** START OF Records for the task **
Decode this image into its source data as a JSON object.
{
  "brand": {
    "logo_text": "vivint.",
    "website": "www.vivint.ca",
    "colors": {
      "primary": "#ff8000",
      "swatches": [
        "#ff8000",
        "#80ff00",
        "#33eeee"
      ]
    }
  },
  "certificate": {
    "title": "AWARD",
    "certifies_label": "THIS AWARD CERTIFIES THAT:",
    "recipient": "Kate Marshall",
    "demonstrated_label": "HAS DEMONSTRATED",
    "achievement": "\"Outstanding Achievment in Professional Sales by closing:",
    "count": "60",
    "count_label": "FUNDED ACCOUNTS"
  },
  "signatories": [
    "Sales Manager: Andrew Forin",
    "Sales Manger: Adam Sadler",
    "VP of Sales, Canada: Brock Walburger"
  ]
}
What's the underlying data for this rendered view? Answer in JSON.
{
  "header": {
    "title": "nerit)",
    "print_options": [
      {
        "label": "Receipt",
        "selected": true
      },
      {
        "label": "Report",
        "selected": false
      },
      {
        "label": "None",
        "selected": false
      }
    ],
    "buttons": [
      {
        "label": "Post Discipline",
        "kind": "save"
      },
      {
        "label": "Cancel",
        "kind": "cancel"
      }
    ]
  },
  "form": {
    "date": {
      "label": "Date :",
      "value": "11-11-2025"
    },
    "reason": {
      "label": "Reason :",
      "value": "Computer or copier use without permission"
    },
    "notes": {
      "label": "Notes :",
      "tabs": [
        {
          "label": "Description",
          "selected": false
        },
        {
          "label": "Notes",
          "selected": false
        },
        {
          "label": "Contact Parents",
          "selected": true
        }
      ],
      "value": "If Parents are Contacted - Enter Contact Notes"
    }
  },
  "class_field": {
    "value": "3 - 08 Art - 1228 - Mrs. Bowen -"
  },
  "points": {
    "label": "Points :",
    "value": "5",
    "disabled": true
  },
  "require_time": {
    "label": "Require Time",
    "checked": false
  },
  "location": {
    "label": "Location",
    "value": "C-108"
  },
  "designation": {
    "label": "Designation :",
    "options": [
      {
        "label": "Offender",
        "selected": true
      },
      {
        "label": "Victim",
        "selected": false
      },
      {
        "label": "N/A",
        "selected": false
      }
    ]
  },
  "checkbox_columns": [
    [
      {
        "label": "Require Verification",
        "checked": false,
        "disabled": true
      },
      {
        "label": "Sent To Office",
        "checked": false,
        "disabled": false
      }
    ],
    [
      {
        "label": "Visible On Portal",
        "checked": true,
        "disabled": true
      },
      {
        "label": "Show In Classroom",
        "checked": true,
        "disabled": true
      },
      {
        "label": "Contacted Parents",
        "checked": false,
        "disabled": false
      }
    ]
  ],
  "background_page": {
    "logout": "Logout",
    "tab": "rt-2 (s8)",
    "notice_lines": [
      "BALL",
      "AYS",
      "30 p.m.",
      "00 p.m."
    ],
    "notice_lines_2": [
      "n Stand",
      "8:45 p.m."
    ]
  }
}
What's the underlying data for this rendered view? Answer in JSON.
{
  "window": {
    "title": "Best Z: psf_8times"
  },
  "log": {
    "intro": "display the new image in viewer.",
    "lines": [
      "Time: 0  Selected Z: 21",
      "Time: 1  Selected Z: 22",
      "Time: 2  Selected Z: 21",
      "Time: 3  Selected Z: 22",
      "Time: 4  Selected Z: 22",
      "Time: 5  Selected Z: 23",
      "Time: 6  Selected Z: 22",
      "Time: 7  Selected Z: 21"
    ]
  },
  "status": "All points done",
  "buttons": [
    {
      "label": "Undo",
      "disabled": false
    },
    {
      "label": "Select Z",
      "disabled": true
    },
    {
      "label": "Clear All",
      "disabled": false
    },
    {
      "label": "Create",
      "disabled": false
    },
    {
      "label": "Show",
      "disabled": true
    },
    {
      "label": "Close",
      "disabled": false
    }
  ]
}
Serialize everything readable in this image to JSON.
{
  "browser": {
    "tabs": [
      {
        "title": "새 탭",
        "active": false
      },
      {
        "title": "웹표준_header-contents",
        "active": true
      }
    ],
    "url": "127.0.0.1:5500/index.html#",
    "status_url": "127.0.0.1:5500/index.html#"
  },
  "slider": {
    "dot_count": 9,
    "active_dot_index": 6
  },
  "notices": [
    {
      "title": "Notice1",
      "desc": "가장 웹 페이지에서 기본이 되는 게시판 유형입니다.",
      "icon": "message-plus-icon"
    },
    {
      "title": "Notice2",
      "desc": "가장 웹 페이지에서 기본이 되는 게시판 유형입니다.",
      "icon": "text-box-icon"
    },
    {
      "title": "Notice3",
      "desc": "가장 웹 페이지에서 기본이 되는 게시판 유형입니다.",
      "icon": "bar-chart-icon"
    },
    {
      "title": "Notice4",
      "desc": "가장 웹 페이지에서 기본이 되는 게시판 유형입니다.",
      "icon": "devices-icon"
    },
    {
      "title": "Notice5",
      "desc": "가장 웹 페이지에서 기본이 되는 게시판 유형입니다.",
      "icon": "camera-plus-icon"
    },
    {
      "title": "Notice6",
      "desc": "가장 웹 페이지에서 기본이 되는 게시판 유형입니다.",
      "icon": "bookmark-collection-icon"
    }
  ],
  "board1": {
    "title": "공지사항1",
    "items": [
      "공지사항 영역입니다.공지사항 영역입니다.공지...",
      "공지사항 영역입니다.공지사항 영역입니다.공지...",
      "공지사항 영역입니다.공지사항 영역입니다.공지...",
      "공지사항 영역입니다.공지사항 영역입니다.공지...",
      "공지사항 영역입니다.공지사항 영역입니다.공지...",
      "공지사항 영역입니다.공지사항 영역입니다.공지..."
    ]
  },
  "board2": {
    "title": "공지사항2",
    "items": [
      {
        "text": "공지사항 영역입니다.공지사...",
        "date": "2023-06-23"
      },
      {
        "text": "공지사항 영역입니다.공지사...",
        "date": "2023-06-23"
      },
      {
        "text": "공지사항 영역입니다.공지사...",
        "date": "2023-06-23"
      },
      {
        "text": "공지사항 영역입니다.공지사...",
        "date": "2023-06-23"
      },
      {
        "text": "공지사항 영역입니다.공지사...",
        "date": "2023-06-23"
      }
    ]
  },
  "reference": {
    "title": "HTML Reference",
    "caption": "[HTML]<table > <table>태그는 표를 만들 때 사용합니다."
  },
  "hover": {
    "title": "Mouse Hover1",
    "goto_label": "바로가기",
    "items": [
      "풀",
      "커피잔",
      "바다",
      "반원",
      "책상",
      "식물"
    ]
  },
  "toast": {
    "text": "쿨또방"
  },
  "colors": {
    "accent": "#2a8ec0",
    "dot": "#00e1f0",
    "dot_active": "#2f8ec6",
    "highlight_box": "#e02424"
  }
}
** END OF Records for the task **
### Problem
State how many lines in the records above contain the word "Contacted", giving only the number.

### Output of the task
2